Work through the material below line by line and say how many lines include the word "SAMSUNG". Only the number, please.

>> Begin

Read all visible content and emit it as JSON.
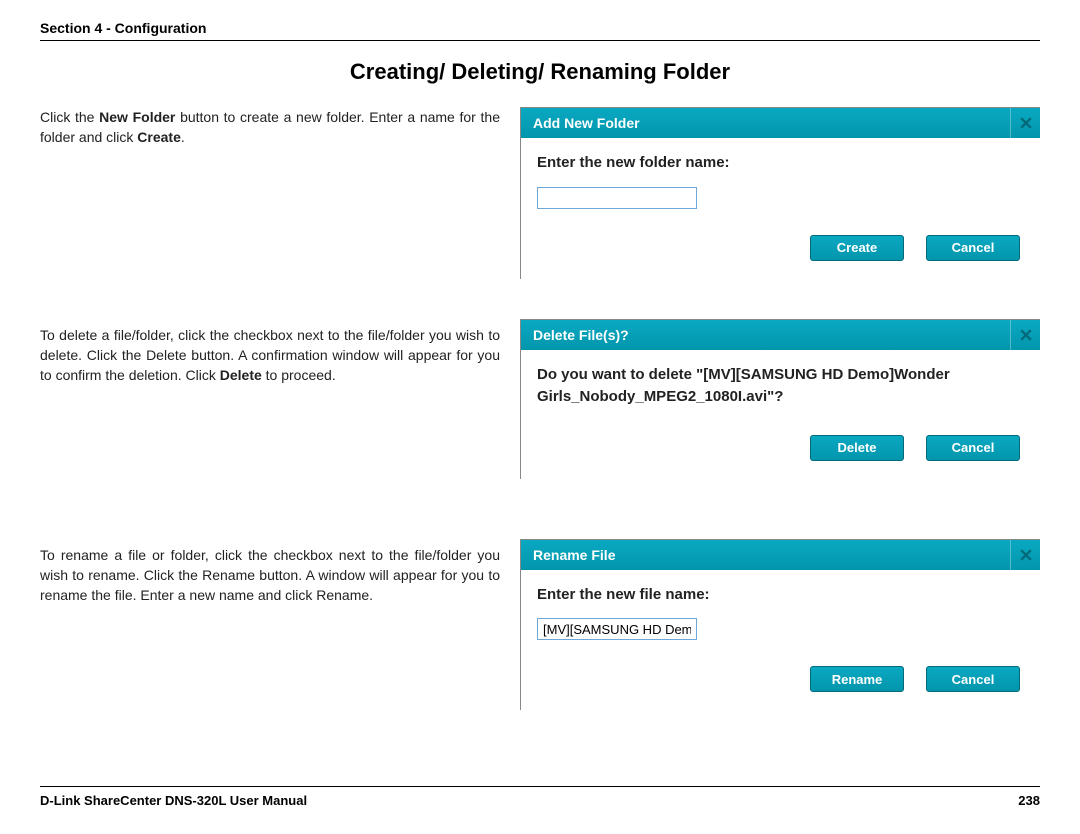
{
  "header": {
    "section": "Section 4 - Configuration"
  },
  "title": "Creating/ Deleting/ Renaming Folder",
  "create": {
    "text_parts": [
      "Click the ",
      "New Folder",
      " button to create a new folder. Enter a name for the folder and click ",
      "Create",
      "."
    ],
    "dialog": {
      "title": "Add New Folder",
      "prompt": "Enter the new folder name:",
      "input_value": "",
      "btn_primary": "Create",
      "btn_cancel": "Cancel"
    }
  },
  "delete": {
    "text_parts": [
      "To delete a file/folder, click the checkbox next to the file/folder you wish to delete. Click the Delete button. A confirmation window will appear for you to confirm the deletion. Click ",
      "Delete",
      " to proceed."
    ],
    "dialog": {
      "title": "Delete File(s)?",
      "prompt": "Do you want to delete \"[MV][SAMSUNG HD Demo]Wonder Girls_Nobody_MPEG2_1080I.avi\"?",
      "btn_primary": "Delete",
      "btn_cancel": "Cancel"
    }
  },
  "rename": {
    "text_parts": [
      "To rename a file or folder, click the checkbox next to the file/folder you wish to rename. Click the Rename button. A window will appear for you to rename the file. Enter a new name and click Rename."
    ],
    "dialog": {
      "title": "Rename File",
      "prompt": "Enter the new file name:",
      "input_value": "[MV][SAMSUNG HD Dem",
      "btn_primary": "Rename",
      "btn_cancel": "Cancel"
    }
  },
  "footer": {
    "manual": "D-Link ShareCenter DNS-320L User Manual",
    "page": "238"
  },
  "icons": {
    "close": "×"
  }
}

>> End

■ **THE REPLY**: 2